======== EXTRACTED ENTRIES

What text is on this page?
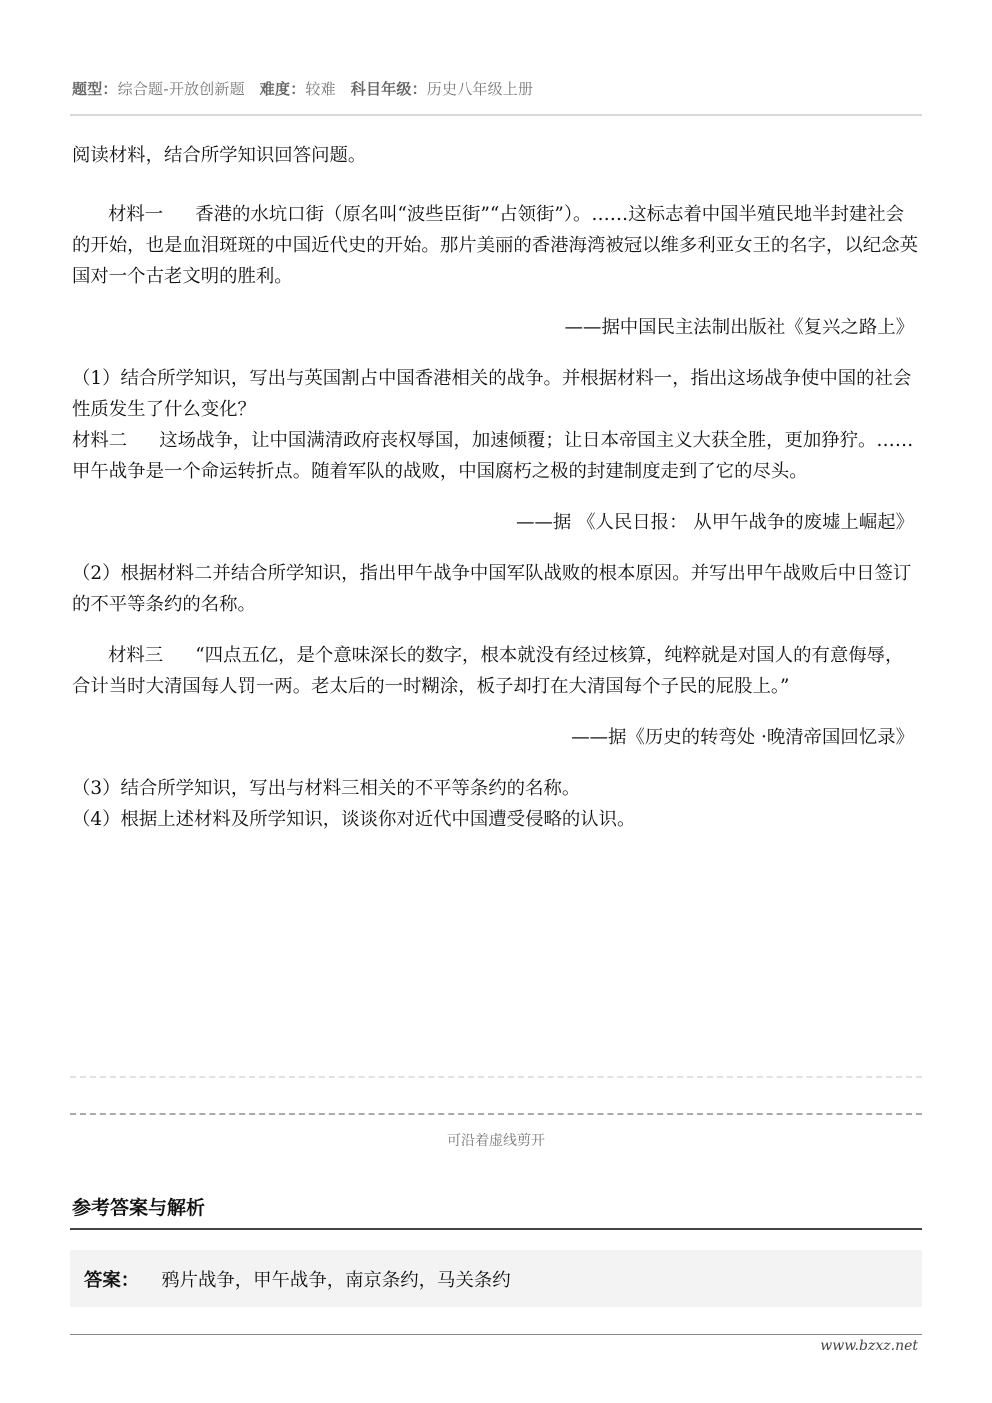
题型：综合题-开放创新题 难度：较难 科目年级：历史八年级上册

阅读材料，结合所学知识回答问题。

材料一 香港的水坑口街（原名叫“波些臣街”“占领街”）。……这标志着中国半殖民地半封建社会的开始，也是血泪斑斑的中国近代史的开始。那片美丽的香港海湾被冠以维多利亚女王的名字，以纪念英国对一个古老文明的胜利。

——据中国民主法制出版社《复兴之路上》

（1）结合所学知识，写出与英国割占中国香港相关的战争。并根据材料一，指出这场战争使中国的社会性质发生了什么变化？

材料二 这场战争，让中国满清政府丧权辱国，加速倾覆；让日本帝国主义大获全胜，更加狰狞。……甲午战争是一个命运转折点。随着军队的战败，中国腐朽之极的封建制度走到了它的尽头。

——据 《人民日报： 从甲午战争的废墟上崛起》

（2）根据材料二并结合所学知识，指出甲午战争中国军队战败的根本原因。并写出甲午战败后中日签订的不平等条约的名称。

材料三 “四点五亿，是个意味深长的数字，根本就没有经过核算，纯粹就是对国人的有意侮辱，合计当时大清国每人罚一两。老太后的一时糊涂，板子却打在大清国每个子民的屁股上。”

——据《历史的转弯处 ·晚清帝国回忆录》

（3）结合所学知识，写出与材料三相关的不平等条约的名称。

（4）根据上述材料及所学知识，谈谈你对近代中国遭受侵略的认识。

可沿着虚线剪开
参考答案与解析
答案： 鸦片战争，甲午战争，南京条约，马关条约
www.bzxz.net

================
======== EXTRACTED ENTRIES

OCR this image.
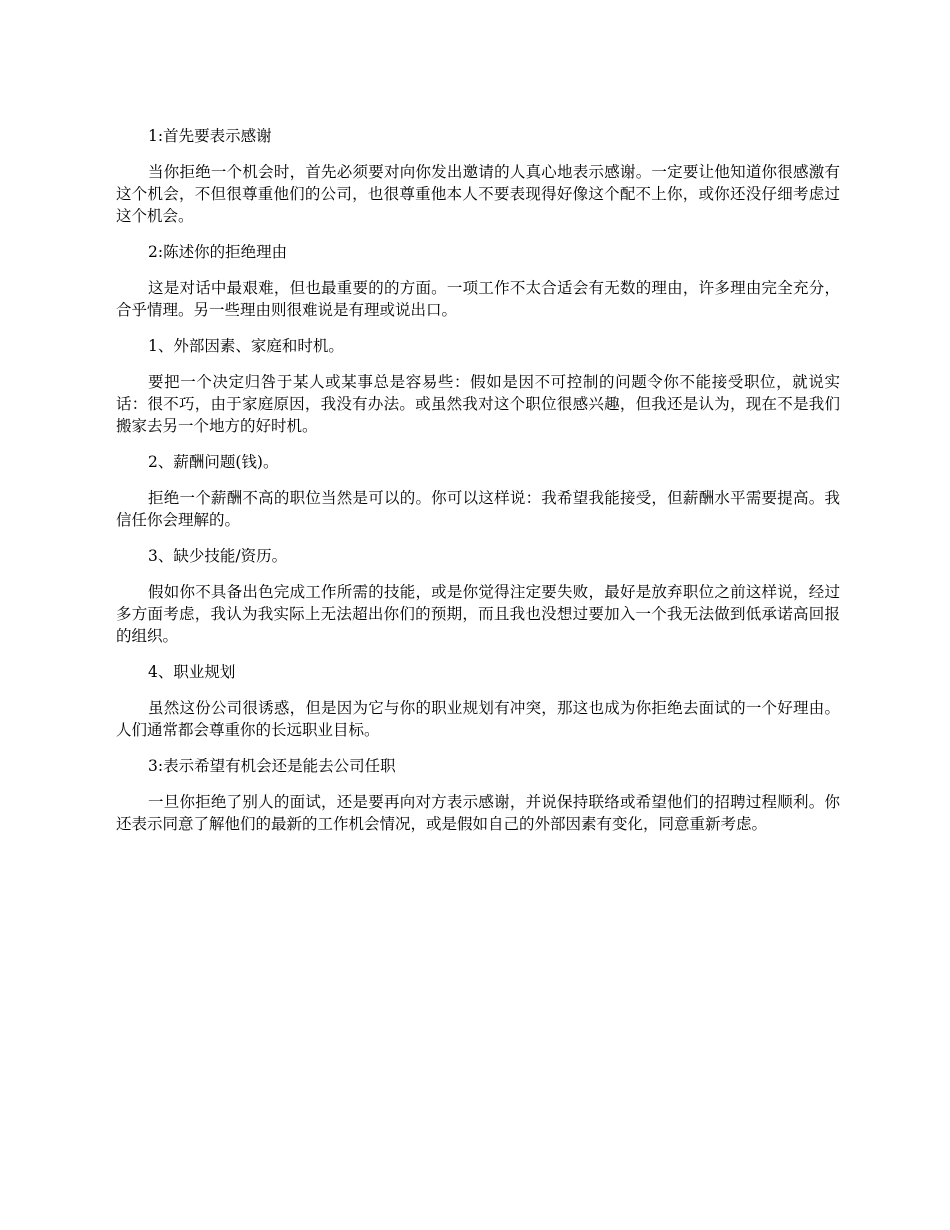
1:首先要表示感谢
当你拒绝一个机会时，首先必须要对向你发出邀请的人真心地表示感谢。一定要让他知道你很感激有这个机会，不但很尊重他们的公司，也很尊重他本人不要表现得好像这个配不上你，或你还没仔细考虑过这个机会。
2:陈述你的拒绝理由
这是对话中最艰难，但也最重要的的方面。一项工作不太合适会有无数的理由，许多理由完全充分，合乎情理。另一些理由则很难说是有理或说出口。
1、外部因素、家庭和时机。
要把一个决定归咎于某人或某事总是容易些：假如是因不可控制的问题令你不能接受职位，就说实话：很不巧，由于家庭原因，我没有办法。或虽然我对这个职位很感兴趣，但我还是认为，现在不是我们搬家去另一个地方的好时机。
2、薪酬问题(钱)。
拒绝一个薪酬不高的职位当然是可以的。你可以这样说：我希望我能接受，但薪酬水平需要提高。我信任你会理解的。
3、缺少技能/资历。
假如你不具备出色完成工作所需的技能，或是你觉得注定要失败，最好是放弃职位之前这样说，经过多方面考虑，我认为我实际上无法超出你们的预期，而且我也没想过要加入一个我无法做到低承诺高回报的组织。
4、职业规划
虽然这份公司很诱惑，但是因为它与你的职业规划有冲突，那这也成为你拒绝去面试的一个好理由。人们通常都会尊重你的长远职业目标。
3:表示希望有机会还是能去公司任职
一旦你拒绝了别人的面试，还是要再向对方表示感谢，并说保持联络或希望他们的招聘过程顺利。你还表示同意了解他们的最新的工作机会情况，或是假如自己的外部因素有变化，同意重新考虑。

================

→ **TO DO**
Determine how many lines of the listing hold the word "this" and reply with that figure alone.

→ **FINAL RESULT**
2